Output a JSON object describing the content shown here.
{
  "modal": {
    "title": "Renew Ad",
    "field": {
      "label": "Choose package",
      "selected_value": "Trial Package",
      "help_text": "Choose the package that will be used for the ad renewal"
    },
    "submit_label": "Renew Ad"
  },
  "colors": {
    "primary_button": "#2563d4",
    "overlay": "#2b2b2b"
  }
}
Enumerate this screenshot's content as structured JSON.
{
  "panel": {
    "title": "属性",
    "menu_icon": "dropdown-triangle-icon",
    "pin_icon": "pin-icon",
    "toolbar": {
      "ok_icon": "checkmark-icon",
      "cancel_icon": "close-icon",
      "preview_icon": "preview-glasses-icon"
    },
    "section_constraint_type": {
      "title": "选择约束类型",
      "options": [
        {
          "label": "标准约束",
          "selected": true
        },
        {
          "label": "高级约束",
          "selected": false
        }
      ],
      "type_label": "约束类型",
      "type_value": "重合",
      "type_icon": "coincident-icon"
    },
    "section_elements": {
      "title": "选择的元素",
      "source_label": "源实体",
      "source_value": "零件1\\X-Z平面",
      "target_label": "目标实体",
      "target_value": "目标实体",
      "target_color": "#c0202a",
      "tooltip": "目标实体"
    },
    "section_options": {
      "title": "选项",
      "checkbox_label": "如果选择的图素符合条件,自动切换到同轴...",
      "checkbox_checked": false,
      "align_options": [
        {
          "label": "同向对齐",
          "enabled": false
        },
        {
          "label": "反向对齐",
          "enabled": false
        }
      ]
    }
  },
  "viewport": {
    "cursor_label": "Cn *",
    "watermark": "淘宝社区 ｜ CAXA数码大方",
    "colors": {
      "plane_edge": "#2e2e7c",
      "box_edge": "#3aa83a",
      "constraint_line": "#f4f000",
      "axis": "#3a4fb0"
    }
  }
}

════════

## WHAT YOU NEED TO DO:
Output the records verbatim, from the first line to the last.

## REPLY TO THE EXERCISE:
Output a JSON object describing the content shown here.
{
  "modal": {
    "title": "Renew Ad",
    "field": {
      "label": "Choose package",
      "selected_value": "Trial Package",
      "help_text": "Choose the package that will be used for the ad renewal"
    },
    "submit_label": "Renew Ad"
  },
  "colors": {
    "primary_button": "#2563d4",
    "overlay": "#2b2b2b"
  }
}
Enumerate this screenshot's content as structured JSON.
{
  "panel": {
    "title": "属性",
    "menu_icon": "dropdown-triangle-icon",
    "pin_icon": "pin-icon",
    "toolbar": {
      "ok_icon": "checkmark-icon",
      "cancel_icon": "close-icon",
      "preview_icon": "preview-glasses-icon"
    },
    "section_constraint_type": {
      "title": "选择约束类型",
      "options": [
        {
          "label": "标准约束",
          "selected": true
        },
        {
          "label": "高级约束",
          "selected": false
        }
      ],
      "type_label": "约束类型",
      "type_value": "重合",
      "type_icon": "coincident-icon"
    },
    "section_elements": {
      "title": "选择的元素",
      "source_label": "源实体",
      "source_value": "零件1\\X-Z平面",
      "target_label": "目标实体",
      "target_value": "目标实体",
      "target_color": "#c0202a",
      "tooltip": "目标实体"
    },
    "section_options": {
      "title": "选项",
      "checkbox_label": "如果选择的图素符合条件,自动切换到同轴...",
      "checkbox_checked": false,
      "align_options": [
        {
          "label": "同向对齐",
          "enabled": false
        },
        {
          "label": "反向对齐",
          "enabled": false
        }
      ]
    }
  },
  "viewport": {
    "cursor_label": "Cn *",
    "watermark": "淘宝社区 ｜ CAXA数码大方",
    "colors": {
      "plane_edge": "#2e2e7c",
      "box_edge": "#3aa83a",
      "constraint_line": "#f4f000",
      "axis": "#3a4fb0"
    }
  }
}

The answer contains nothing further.